Problem requirements>
Reproduce each of the records below verbatim, line for line.
begin
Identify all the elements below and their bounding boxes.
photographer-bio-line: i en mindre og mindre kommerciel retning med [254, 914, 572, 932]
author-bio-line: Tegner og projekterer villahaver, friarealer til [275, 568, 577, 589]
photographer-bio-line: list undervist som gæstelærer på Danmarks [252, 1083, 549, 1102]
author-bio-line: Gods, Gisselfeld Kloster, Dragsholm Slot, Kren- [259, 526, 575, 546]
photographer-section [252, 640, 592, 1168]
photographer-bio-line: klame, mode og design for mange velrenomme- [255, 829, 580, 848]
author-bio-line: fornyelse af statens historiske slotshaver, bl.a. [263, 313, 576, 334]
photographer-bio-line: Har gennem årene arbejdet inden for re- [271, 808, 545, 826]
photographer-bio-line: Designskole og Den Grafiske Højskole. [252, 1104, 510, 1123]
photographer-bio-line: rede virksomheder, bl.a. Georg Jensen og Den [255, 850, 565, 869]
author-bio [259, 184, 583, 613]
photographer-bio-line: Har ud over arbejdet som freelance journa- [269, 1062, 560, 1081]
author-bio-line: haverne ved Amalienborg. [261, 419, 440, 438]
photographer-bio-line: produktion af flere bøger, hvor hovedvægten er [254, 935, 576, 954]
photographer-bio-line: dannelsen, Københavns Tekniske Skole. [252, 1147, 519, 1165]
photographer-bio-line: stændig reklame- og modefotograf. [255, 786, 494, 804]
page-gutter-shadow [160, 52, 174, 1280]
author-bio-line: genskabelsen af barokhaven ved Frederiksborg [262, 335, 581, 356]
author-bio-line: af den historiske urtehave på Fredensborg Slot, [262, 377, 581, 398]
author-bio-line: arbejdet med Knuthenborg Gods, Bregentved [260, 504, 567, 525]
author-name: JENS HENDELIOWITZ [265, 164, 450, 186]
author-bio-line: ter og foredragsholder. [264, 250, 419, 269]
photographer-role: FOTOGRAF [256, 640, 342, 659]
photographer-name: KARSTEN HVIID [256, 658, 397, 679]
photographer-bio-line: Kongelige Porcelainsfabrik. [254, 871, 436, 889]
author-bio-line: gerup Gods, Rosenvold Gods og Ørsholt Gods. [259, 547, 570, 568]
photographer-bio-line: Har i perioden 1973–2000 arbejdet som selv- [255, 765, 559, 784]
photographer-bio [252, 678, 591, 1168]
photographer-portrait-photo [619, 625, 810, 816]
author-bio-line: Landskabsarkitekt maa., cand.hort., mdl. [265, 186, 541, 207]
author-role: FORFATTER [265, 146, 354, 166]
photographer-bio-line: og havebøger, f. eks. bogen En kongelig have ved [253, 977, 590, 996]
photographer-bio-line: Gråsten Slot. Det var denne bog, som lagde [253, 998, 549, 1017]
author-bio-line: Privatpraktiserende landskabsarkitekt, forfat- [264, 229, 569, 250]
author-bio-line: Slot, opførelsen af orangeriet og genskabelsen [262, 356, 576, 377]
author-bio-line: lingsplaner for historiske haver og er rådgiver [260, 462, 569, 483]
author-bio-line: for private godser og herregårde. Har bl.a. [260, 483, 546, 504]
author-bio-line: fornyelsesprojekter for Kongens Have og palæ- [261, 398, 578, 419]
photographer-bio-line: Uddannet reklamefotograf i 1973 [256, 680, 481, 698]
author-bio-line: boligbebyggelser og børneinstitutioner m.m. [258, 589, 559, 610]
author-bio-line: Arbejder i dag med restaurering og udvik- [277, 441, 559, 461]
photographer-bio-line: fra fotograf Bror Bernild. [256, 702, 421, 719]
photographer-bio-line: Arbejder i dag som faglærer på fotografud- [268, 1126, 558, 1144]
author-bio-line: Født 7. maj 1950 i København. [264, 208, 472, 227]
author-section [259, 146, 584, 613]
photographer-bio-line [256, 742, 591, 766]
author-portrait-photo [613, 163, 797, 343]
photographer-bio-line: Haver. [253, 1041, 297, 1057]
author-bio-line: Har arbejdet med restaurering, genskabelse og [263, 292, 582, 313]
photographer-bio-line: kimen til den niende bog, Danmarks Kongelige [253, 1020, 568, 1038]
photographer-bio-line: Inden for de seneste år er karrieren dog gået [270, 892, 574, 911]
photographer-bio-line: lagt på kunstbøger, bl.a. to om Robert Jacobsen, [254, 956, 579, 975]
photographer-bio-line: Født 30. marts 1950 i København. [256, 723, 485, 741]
end
The result>
Identify all the elements below and their bounding boxes.
photographer-bio-line: i en mindre og mindre kommerciel retning med [254, 914, 572, 932]
author-bio-line: Tegner og projekterer villahaver, friarealer til [275, 568, 577, 589]
photographer-bio-line: list undervist som gæstelærer på Danmarks [252, 1083, 549, 1102]
author-bio-line: Gods, Gisselfeld Kloster, Dragsholm Slot, Kren- [259, 526, 575, 546]
photographer-section [252, 640, 592, 1168]
photographer-bio-line: klame, mode og design for mange velrenomme- [255, 829, 580, 848]
author-bio-line: fornyelse af statens historiske slotshaver, bl.a. [263, 313, 576, 334]
photographer-bio-line: Har gennem årene arbejdet inden for re- [271, 808, 545, 826]
photographer-bio-line: Designskole og Den Grafiske Højskole. [252, 1104, 510, 1123]
photographer-bio-line: rede virksomheder, bl.a. Georg Jensen og Den [255, 850, 565, 869]
author-bio [259, 184, 583, 613]
photographer-bio-line: Har ud over arbejdet som freelance journa- [269, 1062, 560, 1081]
author-bio-line: haverne ved Amalienborg. [261, 419, 440, 438]
photographer-bio-line: produktion af flere bøger, hvor hovedvægten er [254, 935, 576, 954]
photographer-bio-line: dannelsen, Københavns Tekniske Skole. [252, 1147, 519, 1165]
photographer-bio-line: stændig reklame- og modefotograf. [255, 786, 494, 804]
page-gutter-shadow [160, 52, 174, 1280]
author-bio-line: genskabelsen af barokhaven ved Frederiksborg [262, 335, 581, 356]
author-bio-line: af den historiske urtehave på Fredensborg Slot, [262, 377, 581, 398]
author-bio-line: arbejdet med Knuthenborg Gods, Bregentved [260, 504, 567, 525]
author-name: JENS HENDELIOWITZ [265, 164, 450, 186]
author-bio-line: ter og foredragsholder. [264, 250, 419, 269]
photographer-role: FOTOGRAF [256, 640, 342, 659]
photographer-name: KARSTEN HVIID [256, 658, 397, 679]
photographer-bio-line: Kongelige Porcelainsfabrik. [254, 871, 436, 889]
author-bio-line: gerup Gods, Rosenvold Gods og Ørsholt Gods. [259, 547, 570, 568]
photographer-bio-line: Har i perioden 1973–2000 arbejdet som selv- [255, 765, 559, 784]
photographer-bio [252, 678, 591, 1168]
photographer-portrait-photo [619, 625, 810, 816]
author-bio-line: Landskabsarkitekt maa., cand.hort., mdl. [265, 186, 541, 207]
author-role: FORFATTER [265, 146, 354, 166]
photographer-bio-line: og havebøger, f. eks. bogen En kongelig have ved [253, 977, 590, 996]
photographer-bio-line: Gråsten Slot. Det var denne bog, som lagde [253, 998, 549, 1017]
author-bio-line: Privatpraktiserende landskabsarkitekt, forfat- [264, 229, 569, 250]
author-bio-line: Slot, opførelsen af orangeriet og genskabelsen [262, 356, 576, 377]
author-bio-line: lingsplaner for historiske haver og er rådgiver [260, 462, 569, 483]
author-bio-line: for private godser og herregårde. Har bl.a. [260, 483, 546, 504]
author-bio-line: fornyelsesprojekter for Kongens Have og palæ- [261, 398, 578, 419]
photographer-bio-line: Uddannet reklamefotograf i 1973 [256, 680, 481, 698]
author-bio-line: boligbebyggelser og børneinstitutioner m.m. [258, 589, 559, 610]
author-bio-line: Arbejder i dag med restaurering og udvik- [277, 441, 559, 461]
photographer-bio-line: fra fotograf Bror Bernild. [256, 702, 421, 719]
photographer-bio-line: Arbejder i dag som faglærer på fotografud- [268, 1126, 558, 1144]
author-bio-line: Født 7. maj 1950 i København. [264, 208, 472, 227]
author-section [259, 146, 584, 613]
photographer-bio-line [256, 742, 591, 766]
author-portrait-photo [613, 163, 797, 343]
photographer-bio-line: Haver. [253, 1041, 297, 1057]
author-bio-line: Har arbejdet med restaurering, genskabelse og [263, 292, 582, 313]
photographer-bio-line: kimen til den niende bog, Danmarks Kongelige [253, 1020, 568, 1038]
photographer-bio-line: Inden for de seneste år er karrieren dog gået [270, 892, 574, 911]
photographer-bio-line: lagt på kunstbøger, bl.a. to om Robert Jacobsen, [254, 956, 579, 975]
photographer-bio-line: Født 30. marts 1950 i København. [256, 723, 485, 741]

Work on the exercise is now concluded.